→ **Record extracts**:
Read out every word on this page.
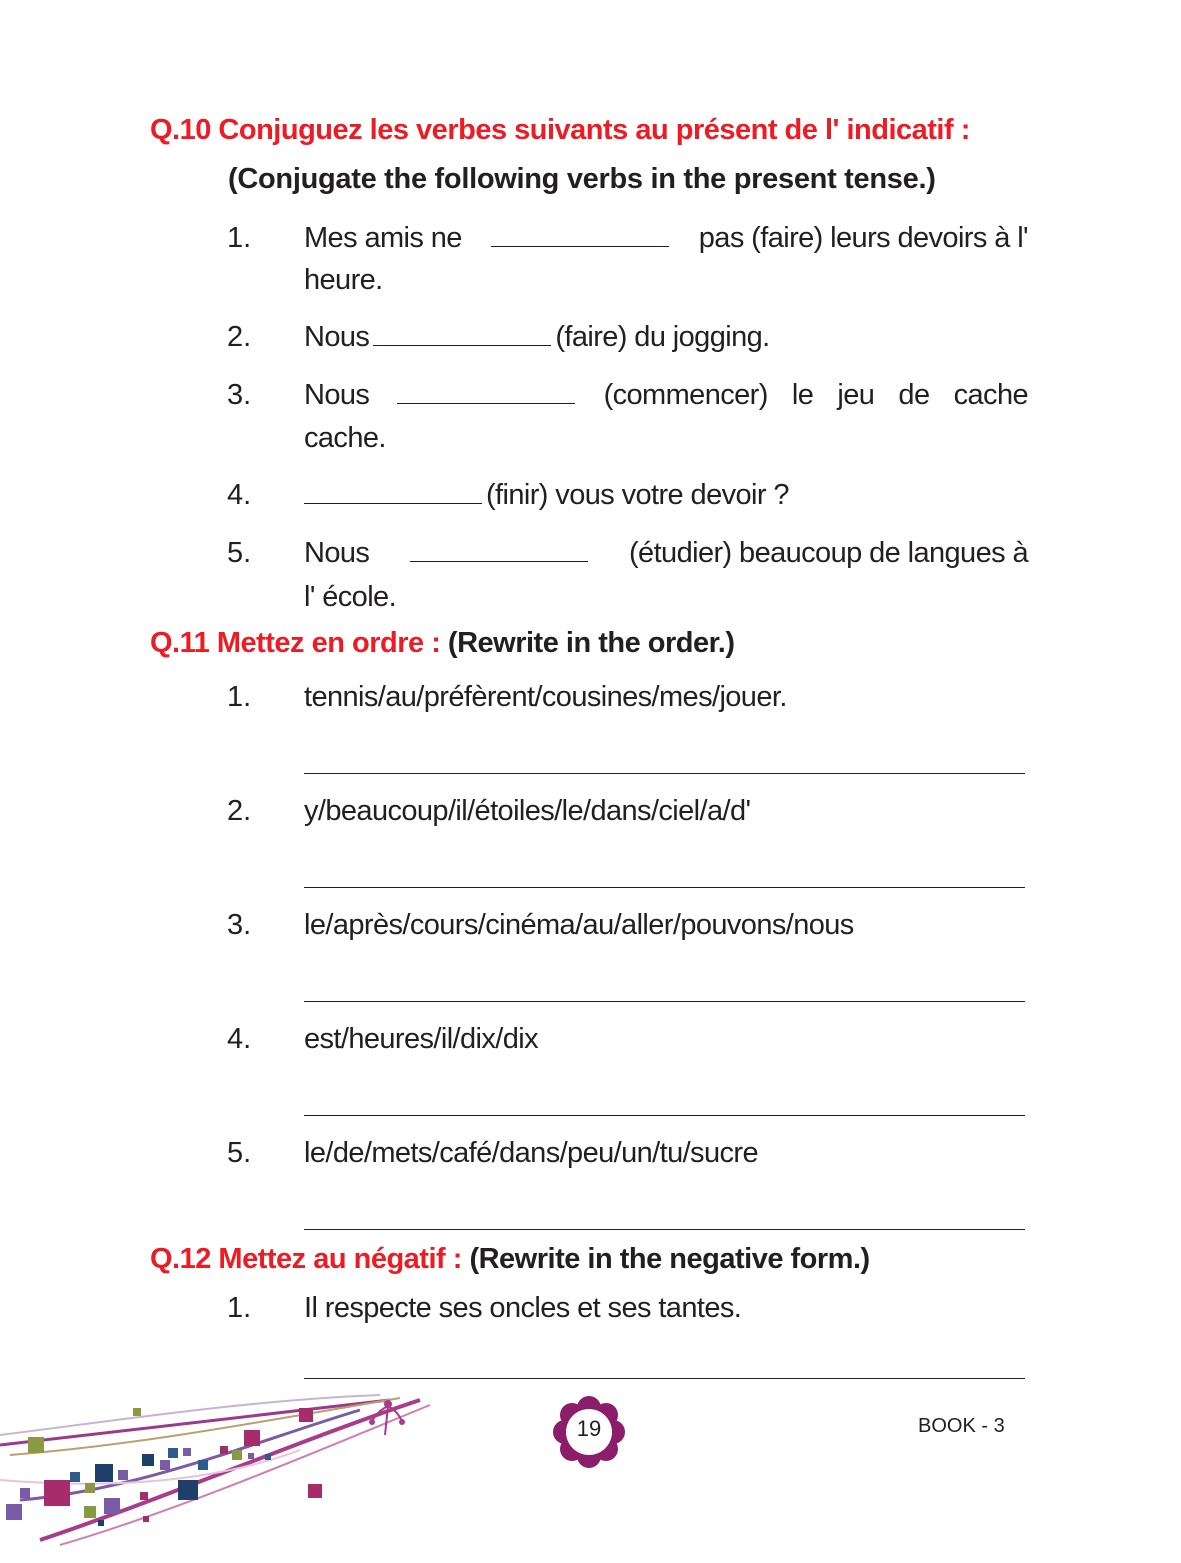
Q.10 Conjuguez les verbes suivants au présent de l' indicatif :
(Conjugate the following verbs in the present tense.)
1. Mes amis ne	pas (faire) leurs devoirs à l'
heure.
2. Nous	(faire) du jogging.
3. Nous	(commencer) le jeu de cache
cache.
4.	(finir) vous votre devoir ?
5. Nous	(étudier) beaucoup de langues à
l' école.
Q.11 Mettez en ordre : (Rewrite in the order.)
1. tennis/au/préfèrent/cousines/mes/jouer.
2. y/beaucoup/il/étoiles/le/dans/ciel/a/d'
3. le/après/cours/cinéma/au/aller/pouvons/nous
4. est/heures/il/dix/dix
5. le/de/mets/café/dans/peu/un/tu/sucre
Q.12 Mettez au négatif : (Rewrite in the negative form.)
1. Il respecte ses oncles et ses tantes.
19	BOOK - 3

---

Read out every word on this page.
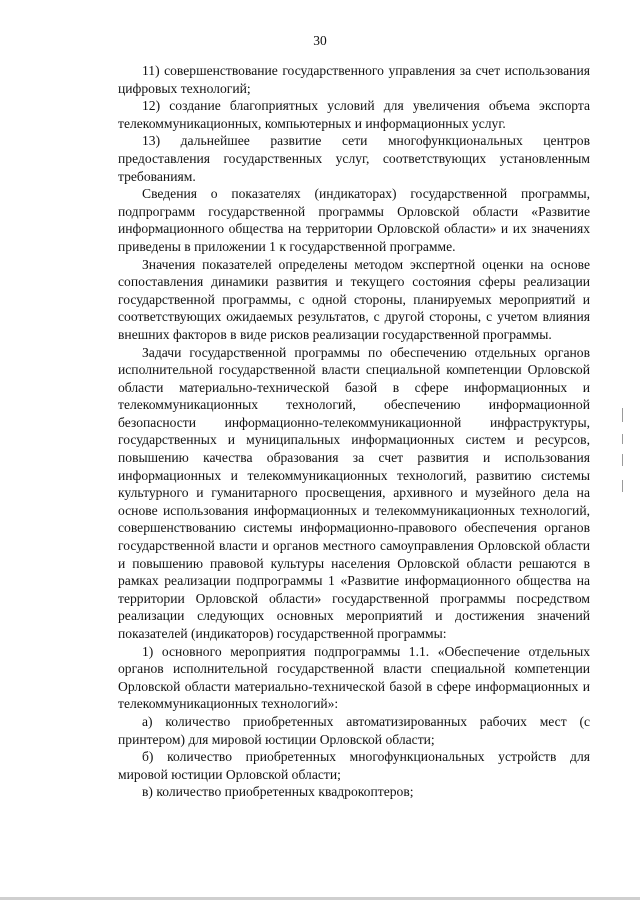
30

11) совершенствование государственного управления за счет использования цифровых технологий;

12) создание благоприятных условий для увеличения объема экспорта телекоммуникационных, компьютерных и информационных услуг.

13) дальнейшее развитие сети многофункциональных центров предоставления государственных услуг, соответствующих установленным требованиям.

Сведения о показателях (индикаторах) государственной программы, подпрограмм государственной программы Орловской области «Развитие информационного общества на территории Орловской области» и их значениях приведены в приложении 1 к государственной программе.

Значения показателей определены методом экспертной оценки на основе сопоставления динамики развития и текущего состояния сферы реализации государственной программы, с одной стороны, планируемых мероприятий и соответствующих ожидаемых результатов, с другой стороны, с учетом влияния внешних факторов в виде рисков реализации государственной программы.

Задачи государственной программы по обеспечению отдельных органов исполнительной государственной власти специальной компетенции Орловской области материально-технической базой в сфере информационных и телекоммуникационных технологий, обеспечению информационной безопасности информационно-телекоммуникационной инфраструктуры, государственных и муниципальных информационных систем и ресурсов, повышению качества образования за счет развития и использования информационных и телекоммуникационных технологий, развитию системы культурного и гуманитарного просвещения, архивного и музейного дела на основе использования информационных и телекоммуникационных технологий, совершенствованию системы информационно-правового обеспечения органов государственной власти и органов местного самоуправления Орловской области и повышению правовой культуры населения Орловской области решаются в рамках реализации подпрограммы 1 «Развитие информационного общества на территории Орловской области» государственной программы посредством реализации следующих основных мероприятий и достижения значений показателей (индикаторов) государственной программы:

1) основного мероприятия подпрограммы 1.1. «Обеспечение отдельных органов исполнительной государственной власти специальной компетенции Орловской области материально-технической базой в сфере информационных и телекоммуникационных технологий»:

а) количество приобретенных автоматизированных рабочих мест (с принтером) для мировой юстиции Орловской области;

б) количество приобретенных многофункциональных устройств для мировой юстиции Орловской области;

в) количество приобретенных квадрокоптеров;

...

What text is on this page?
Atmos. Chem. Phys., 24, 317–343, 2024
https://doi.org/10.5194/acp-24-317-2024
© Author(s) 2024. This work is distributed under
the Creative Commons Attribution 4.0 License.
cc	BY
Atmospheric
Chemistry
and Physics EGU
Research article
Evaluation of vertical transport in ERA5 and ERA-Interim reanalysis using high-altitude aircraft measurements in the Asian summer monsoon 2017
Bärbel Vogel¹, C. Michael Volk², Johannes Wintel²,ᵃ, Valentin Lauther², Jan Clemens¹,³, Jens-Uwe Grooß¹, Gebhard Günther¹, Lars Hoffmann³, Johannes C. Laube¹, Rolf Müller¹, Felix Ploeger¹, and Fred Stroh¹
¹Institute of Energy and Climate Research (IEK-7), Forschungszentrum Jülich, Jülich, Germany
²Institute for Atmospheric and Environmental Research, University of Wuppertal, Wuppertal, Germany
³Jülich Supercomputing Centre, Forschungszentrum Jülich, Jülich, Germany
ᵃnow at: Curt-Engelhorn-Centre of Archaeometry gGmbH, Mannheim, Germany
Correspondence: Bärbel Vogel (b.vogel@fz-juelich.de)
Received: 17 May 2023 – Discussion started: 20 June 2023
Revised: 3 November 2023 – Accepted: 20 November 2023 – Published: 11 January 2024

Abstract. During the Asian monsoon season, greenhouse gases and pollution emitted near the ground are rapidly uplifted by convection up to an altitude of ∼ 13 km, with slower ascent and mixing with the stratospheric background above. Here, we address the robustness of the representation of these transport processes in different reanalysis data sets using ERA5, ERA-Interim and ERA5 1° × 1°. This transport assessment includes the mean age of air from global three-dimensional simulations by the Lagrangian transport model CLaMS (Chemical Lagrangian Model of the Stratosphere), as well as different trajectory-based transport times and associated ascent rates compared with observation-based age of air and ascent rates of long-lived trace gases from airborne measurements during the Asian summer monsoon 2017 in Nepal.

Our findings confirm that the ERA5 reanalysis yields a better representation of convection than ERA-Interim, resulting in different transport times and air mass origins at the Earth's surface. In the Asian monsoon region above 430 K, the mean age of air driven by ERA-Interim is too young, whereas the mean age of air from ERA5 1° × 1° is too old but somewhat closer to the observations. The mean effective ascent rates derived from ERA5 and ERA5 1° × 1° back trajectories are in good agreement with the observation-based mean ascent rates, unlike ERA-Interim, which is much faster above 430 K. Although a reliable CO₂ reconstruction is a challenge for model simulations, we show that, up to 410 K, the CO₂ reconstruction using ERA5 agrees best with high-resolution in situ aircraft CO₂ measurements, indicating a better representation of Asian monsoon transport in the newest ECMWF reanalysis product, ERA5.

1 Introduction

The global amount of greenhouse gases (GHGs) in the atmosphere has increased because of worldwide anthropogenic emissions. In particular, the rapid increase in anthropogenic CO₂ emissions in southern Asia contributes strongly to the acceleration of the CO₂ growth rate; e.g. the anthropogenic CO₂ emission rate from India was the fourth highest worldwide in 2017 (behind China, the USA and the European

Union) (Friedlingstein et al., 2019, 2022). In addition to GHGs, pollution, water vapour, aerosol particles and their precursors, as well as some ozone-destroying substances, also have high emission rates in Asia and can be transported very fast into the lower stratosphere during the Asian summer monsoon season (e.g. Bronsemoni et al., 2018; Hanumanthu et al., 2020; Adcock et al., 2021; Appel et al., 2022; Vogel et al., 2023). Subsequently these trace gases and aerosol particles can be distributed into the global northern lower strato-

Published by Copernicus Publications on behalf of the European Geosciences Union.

→ **Requirement**: Which lines include the word "Germany"? List them all.

→ **Expected answer**:
¹Institute of Energy and Climate Research (IEK-7), Forschungszentrum Jülich, Jülich, Germany
²Institute for Atmospheric and Environmental Research, University of Wuppertal, Wuppertal, Germany
³Jülich Supercomputing Centre, Forschungszentrum Jülich, Jülich, Germany
ᵃnow at: Curt-Engelhorn-Centre of Archaeometry gGmbH, Mannheim, Germany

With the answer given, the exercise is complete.